● **Information given**:
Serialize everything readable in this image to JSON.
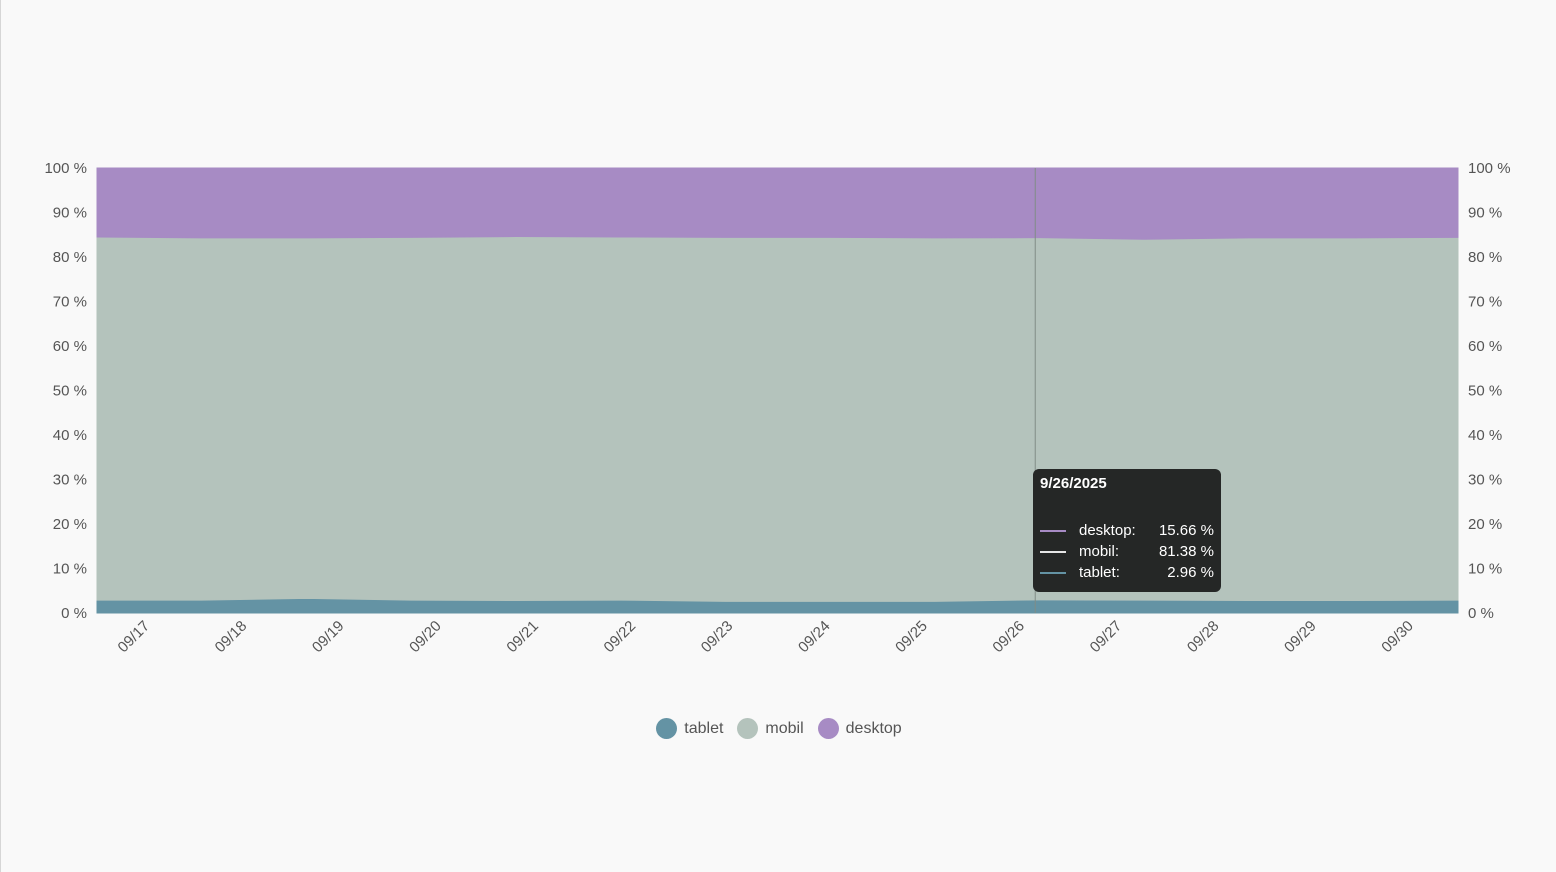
{
  "chart_data": {
    "type": "area",
    "stacked": true,
    "normalized": true,
    "categories": [
      "09/17",
      "09/18",
      "09/19",
      "09/20",
      "09/21",
      "09/22",
      "09/23",
      "09/24",
      "09/25",
      "09/26",
      "09/27",
      "09/28",
      "09/29",
      "09/30"
    ],
    "series": [
      {
        "name": "tablet",
        "color": "#6493a4",
        "values": [
          2.9,
          2.9,
          3.3,
          2.9,
          2.8,
          2.9,
          2.6,
          2.6,
          2.6,
          2.96,
          2.9,
          2.8,
          2.8,
          2.9
        ]
      },
      {
        "name": "mobil",
        "color": "#b4c3bc",
        "values": [
          81.6,
          81.4,
          81.0,
          81.5,
          81.8,
          81.6,
          81.8,
          81.8,
          81.7,
          81.38,
          81.1,
          81.5,
          81.5,
          81.5
        ]
      },
      {
        "name": "desktop",
        "color": "#a78bc4",
        "values": [
          15.5,
          15.7,
          15.7,
          15.6,
          15.4,
          15.5,
          15.6,
          15.6,
          15.7,
          15.66,
          16.0,
          15.7,
          15.7,
          15.6
        ]
      }
    ],
    "y_ticks": [
      "0 %",
      "10 %",
      "20 %",
      "30 %",
      "40 %",
      "50 %",
      "60 %",
      "70 %",
      "80 %",
      "90 %",
      "100 %"
    ],
    "ylim": [
      0,
      100
    ],
    "dual_y_axis": true,
    "legend_position": "bottom-center",
    "hover_index": 9
  },
  "legend": [
    {
      "label": "tablet",
      "color": "#6493a4"
    },
    {
      "label": "mobil",
      "color": "#b4c3bc"
    },
    {
      "label": "desktop",
      "color": "#a78bc4"
    }
  ],
  "tooltip": {
    "date": "9/26/2025",
    "rows": [
      {
        "name": "desktop:",
        "value": "15.66 %",
        "color": "#a78bc4"
      },
      {
        "name": "mobil:",
        "value": "81.38 %",
        "color": "#e6e6e6"
      },
      {
        "name": "tablet:",
        "value": "2.96 %",
        "color": "#6493a4"
      }
    ]
  }
}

● **Problem statement**:
Search the entries for the word "tablet" and pick out every line that holds it.

● **Full solution**:
        "name": "tablet",
      "label": "tablet",
        "name": "tablet:",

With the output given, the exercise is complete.